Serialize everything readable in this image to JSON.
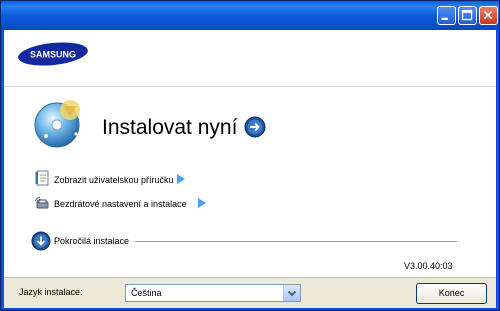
{
  "window": {
    "controls": [
      "minimize-icon",
      "maximize-icon",
      "close-icon"
    ]
  },
  "brand": {
    "logo_text": "SAMSUNG"
  },
  "main": {
    "install_now": "Instalovat nyní",
    "links": [
      {
        "label": "Zobrazit uživatelskou příručku",
        "icon": "manual-book-icon"
      },
      {
        "label": "Bezdrátové nastavení a instalace",
        "icon": "wireless-printer-icon"
      }
    ],
    "advanced_label": "Pokročilá instalace",
    "version": "V3.00.40:03"
  },
  "footer": {
    "language_label": "Jazyk instalace:",
    "language_value": "Čeština",
    "cancel_button": "Konec"
  },
  "colors": {
    "titlebar": "#0b59d8",
    "samsung_blue": "#1428a0",
    "link_arrow": "#4a9ff5",
    "footer_bg": "#ece9d8"
  }
}
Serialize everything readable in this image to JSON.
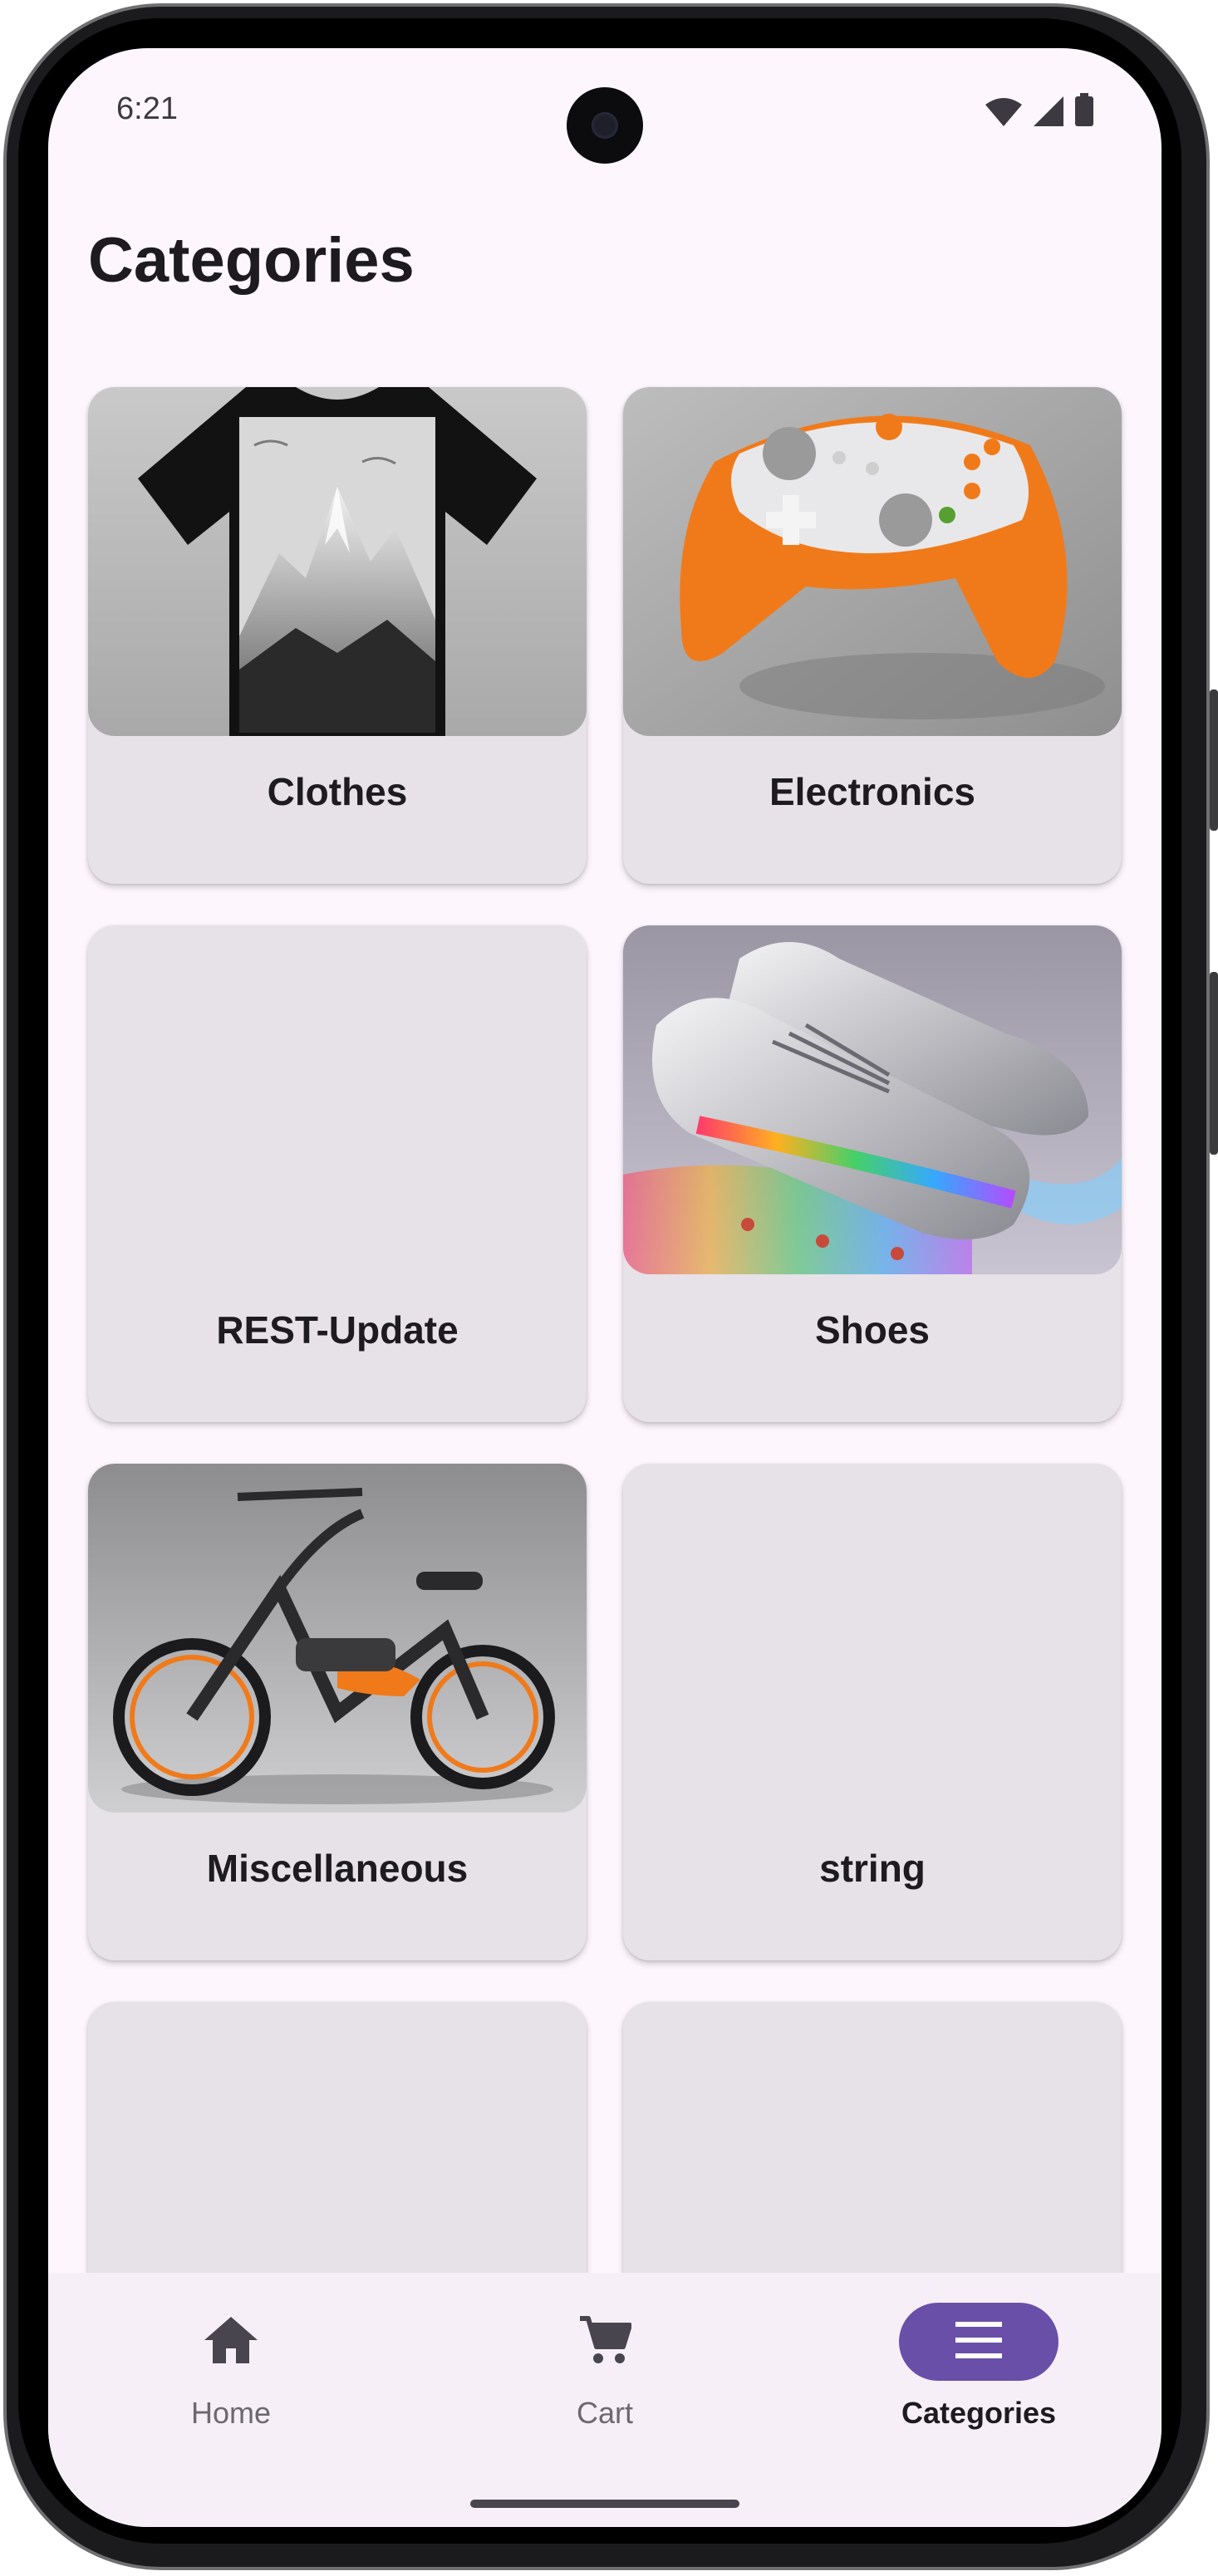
{
  "status_bar": {
    "time": "6:21",
    "icons": [
      "wifi-icon",
      "signal-icon",
      "battery-icon"
    ]
  },
  "page": {
    "title": "Categories"
  },
  "categories": [
    {
      "label": "Clothes",
      "image": "mountain-tshirt-image"
    },
    {
      "label": "Electronics",
      "image": "game-controller-image"
    },
    {
      "label": "REST-Update",
      "image": ""
    },
    {
      "label": "Shoes",
      "image": "silver-sneakers-image"
    },
    {
      "label": "Miscellaneous",
      "image": "electric-bike-image"
    },
    {
      "label": "string",
      "image": ""
    },
    {
      "label": "",
      "image": ""
    },
    {
      "label": "",
      "image": ""
    }
  ],
  "bottom_nav": {
    "items": [
      {
        "label": "Home",
        "icon": "home-icon",
        "active": false
      },
      {
        "label": "Cart",
        "icon": "cart-icon",
        "active": false
      },
      {
        "label": "Categories",
        "icon": "menu-icon",
        "active": true
      }
    ]
  },
  "colors": {
    "background": "#fdf7fd",
    "card": "#e7e1e8",
    "accent": "#6a4fa8",
    "nav_background": "#f6eff7"
  }
}
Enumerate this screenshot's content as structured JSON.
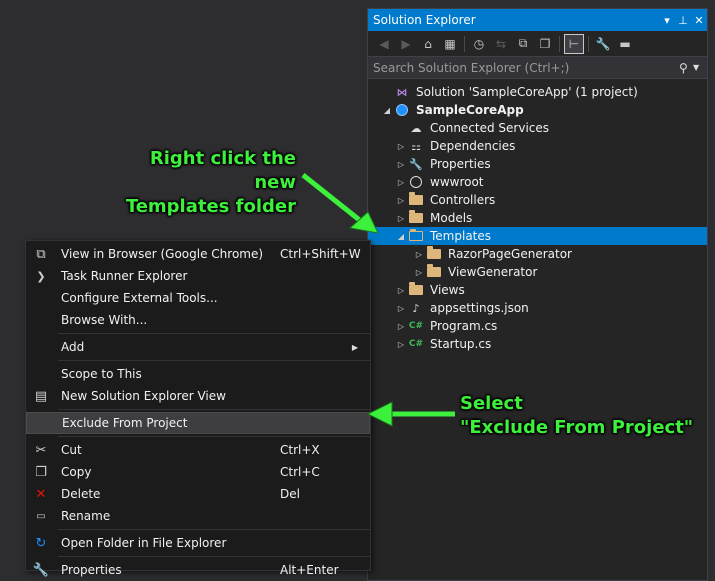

----

YOUR TASK
Retype all entries exactly as they appear, dropping the images.

RESULT OF THE TASK
Serialize everything readable in this image to JSON.
{
  "window": {
    "controls": [
      "minimize-icon",
      "maximize-icon",
      "close-icon"
    ]
  },
  "brand": {
    "logo_text": "SAMSUNG"
  },
  "main": {
    "install_now": "Instalovat nyní",
    "links": [
      {
        "label": "Zobrazit uživatelskou příručku",
        "icon": "manual-book-icon"
      },
      {
        "label": "Bezdrátové nastavení a instalace",
        "icon": "wireless-printer-icon"
      }
    ],
    "advanced_label": "Pokročilá instalace",
    "version": "V3.00.40:03"
  },
  "footer": {
    "language_label": "Jazyk instalace:",
    "language_value": "Čeština",
    "cancel_button": "Konec"
  },
  "colors": {
    "titlebar": "#0b59d8",
    "samsung_blue": "#1428a0",
    "link_arrow": "#4a9ff5",
    "footer_bg": "#ece9d8"
  }
}
Serialize everything readable in this image to JSON.
{
  "status_bar": {
    "time": "6:21",
    "icons": [
      "wifi-icon",
      "signal-icon",
      "battery-icon"
    ]
  },
  "page": {
    "title": "Categories"
  },
  "categories": [
    {
      "label": "Clothes",
      "image": "mountain-tshirt-image"
    },
    {
      "label": "Electronics",
      "image": "game-controller-image"
    },
    {
      "label": "REST-Update",
      "image": ""
    },
    {
      "label": "Shoes",
      "image": "silver-sneakers-image"
    },
    {
      "label": "Miscellaneous",
      "image": "electric-bike-image"
    },
    {
      "label": "string",
      "image": ""
    },
    {
      "label": "",
      "image": ""
    },
    {
      "label": "",
      "image": ""
    }
  ],
  "bottom_nav": {
    "items": [
      {
        "label": "Home",
        "icon": "home-icon",
        "active": false
      },
      {
        "label": "Cart",
        "icon": "cart-icon",
        "active": false
      },
      {
        "label": "Categories",
        "icon": "menu-icon",
        "active": true
      }
    ]
  },
  "colors": {
    "background": "#fdf7fd",
    "card": "#e7e1e8",
    "accent": "#6a4fa8",
    "nav_background": "#f6eff7"
  }
}
Enumerate this screenshot's content as structured JSON.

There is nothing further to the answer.